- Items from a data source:
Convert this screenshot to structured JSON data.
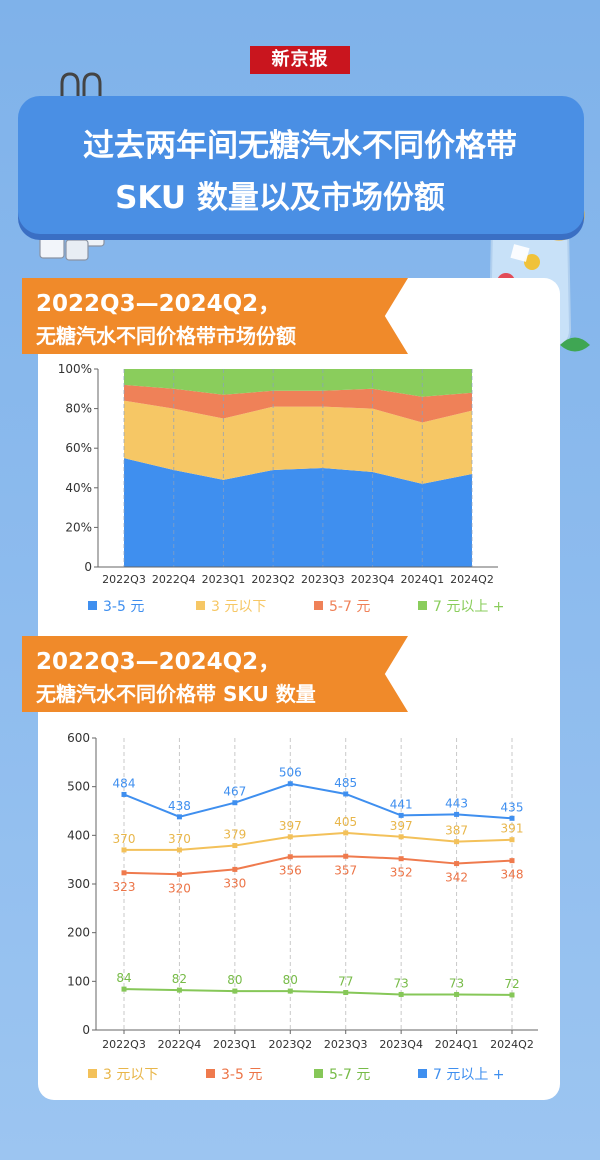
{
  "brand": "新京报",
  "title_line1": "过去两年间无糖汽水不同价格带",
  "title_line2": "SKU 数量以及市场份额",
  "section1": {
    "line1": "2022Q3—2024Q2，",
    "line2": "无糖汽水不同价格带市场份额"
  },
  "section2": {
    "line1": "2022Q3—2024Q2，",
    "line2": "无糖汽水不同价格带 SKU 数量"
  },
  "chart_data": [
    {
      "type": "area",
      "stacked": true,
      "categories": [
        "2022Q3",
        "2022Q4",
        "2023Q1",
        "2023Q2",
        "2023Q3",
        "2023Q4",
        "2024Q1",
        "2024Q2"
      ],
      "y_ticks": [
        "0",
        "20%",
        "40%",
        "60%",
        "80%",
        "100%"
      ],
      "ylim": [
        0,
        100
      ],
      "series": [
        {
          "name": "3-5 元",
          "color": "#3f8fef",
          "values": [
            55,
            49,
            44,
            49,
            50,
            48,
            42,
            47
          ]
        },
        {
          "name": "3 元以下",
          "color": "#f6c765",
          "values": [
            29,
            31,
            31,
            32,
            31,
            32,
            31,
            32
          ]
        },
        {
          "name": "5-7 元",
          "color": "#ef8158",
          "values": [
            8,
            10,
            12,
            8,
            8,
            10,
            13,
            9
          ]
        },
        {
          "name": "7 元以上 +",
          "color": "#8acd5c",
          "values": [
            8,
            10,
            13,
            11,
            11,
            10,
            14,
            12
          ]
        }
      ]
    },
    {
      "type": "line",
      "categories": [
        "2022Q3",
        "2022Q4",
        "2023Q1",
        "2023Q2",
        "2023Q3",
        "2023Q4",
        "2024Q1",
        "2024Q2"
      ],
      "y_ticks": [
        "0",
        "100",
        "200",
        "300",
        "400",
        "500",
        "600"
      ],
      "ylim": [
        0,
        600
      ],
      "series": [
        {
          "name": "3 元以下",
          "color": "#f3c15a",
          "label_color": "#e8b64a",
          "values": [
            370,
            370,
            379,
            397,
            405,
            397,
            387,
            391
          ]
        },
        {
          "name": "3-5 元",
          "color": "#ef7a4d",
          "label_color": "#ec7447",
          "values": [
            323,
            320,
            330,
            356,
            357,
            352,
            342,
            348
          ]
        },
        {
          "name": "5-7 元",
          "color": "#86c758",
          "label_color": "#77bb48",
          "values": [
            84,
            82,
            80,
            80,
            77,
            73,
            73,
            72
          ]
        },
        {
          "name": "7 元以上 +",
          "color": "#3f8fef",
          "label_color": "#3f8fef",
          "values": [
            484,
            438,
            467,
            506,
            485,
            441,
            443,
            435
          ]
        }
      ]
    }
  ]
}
==
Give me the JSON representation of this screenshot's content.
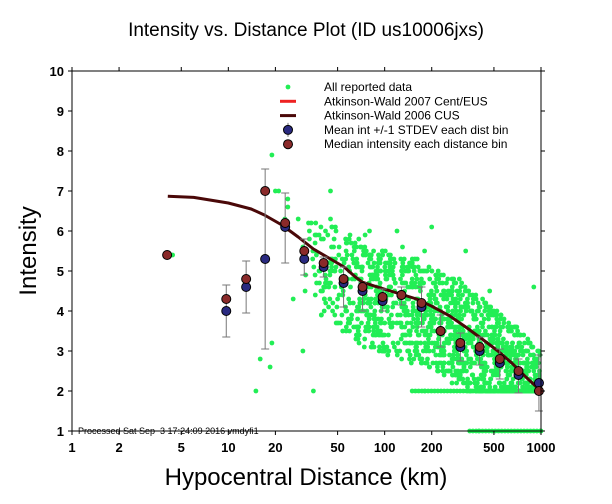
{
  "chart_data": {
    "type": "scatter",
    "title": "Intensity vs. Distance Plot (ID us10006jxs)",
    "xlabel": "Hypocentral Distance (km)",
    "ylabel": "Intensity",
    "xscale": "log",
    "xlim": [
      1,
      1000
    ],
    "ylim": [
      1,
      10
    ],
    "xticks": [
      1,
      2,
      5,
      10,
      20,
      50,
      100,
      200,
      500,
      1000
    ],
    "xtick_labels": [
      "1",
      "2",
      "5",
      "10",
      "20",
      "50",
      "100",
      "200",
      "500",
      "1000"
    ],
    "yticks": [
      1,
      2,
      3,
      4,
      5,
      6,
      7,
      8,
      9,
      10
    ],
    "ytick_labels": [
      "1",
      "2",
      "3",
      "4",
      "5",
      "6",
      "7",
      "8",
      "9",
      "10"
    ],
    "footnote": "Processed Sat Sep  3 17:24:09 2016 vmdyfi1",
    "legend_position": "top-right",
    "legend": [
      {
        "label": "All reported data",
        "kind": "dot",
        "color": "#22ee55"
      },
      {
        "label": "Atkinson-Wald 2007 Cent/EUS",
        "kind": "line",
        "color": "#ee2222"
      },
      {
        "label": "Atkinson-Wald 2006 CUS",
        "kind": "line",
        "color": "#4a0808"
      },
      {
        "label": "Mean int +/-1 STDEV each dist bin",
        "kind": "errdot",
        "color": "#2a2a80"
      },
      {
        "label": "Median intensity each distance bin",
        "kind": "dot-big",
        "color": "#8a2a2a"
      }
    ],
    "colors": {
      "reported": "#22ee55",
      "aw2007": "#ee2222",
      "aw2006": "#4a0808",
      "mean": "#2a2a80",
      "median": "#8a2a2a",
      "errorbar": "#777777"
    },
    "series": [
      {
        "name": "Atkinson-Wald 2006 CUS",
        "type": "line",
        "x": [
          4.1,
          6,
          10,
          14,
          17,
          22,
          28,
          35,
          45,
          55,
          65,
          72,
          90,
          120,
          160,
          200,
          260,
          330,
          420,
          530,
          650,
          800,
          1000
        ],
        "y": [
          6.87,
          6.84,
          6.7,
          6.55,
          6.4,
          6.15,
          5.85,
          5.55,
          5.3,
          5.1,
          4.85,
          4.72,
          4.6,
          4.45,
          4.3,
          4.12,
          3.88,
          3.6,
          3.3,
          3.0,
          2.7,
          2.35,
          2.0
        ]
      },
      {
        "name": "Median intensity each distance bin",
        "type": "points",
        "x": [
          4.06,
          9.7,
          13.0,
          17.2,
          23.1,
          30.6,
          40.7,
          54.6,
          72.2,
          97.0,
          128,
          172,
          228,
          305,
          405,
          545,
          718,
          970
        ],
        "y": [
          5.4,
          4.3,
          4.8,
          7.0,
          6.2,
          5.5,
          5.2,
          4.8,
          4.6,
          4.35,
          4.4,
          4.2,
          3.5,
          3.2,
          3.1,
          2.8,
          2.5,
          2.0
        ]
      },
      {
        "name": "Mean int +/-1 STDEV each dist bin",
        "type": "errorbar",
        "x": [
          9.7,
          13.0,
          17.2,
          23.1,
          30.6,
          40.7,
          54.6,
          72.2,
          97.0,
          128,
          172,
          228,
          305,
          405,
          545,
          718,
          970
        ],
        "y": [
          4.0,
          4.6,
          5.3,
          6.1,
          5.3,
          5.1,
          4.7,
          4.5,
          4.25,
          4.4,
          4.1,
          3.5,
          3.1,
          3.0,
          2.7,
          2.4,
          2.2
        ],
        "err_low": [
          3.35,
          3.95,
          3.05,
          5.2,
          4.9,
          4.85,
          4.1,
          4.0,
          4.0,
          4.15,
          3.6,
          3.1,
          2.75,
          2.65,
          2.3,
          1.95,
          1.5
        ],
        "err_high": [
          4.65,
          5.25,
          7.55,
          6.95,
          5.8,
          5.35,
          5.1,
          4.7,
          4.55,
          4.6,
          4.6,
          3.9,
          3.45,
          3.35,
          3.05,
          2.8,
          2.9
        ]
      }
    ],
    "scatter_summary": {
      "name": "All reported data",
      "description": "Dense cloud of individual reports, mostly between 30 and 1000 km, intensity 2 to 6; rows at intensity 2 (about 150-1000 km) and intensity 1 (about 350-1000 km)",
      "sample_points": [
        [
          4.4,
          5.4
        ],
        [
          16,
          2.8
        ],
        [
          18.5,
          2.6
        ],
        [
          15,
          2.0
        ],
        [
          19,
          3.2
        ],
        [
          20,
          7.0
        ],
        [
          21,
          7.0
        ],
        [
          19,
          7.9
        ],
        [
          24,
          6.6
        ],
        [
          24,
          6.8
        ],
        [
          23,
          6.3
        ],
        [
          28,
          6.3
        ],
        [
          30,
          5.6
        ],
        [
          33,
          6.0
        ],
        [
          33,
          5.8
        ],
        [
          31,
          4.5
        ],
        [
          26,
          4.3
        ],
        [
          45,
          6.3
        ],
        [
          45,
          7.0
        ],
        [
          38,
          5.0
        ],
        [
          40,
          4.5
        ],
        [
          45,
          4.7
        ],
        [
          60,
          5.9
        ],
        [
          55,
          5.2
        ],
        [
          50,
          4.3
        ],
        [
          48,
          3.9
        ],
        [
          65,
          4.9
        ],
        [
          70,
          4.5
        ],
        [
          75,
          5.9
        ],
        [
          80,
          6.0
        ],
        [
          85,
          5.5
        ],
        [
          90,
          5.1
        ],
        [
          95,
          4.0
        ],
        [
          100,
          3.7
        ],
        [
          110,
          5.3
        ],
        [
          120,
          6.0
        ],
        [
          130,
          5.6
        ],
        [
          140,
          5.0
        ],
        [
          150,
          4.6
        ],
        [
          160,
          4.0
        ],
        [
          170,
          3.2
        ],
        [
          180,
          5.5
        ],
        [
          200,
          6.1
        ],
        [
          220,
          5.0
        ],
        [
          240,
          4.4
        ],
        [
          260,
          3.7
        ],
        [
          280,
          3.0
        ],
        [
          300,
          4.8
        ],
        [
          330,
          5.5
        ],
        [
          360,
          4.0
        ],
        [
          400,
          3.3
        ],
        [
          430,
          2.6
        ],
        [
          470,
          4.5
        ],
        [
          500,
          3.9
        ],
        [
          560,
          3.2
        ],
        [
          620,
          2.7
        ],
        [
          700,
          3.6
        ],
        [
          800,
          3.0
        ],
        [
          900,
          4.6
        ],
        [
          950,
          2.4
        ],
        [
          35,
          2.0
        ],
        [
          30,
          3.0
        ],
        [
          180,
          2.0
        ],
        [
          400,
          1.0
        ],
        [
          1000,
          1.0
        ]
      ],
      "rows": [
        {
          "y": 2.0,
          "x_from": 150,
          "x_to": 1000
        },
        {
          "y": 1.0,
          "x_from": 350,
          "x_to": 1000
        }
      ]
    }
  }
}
...
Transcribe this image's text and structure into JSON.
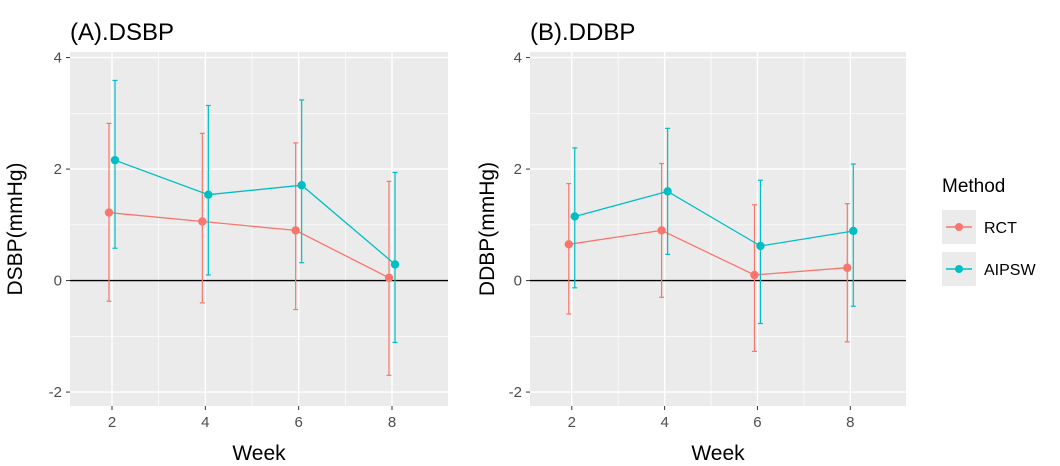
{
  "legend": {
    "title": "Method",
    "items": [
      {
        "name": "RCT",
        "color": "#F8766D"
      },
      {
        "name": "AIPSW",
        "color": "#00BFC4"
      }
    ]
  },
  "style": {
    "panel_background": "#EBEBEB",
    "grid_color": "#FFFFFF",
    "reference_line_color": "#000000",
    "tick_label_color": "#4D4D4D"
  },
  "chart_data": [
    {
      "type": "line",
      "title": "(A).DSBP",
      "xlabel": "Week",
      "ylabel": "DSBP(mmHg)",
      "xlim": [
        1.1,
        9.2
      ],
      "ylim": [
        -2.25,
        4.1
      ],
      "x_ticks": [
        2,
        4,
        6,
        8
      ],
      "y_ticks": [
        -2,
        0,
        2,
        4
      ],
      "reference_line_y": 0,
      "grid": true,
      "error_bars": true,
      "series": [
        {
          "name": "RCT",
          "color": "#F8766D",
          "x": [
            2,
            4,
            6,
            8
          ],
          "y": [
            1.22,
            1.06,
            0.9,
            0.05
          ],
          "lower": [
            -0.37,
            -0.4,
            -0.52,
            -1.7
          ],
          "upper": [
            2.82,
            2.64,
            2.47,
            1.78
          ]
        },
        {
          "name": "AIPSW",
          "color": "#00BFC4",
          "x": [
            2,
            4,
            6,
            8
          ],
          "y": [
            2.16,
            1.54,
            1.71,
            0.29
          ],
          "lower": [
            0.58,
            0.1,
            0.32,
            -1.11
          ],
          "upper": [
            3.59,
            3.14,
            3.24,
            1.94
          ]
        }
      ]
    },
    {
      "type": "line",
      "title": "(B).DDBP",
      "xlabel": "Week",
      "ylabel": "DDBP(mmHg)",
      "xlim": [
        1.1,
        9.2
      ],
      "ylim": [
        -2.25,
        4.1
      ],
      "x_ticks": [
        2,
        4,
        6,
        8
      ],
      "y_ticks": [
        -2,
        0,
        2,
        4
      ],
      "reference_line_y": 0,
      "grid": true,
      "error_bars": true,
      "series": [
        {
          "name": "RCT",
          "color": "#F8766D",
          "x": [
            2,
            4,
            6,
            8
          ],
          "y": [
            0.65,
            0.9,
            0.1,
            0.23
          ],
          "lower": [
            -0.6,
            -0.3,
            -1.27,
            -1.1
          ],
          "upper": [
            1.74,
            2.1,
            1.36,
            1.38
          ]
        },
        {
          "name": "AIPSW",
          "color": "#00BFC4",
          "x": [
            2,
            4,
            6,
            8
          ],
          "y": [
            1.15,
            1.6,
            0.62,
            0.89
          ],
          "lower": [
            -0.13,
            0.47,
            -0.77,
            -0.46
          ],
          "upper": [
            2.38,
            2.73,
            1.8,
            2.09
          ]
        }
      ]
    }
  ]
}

- What is expected: Examine the data above and state how many of its lines contain the word "type", with no further remarks.

- Response to this task: 8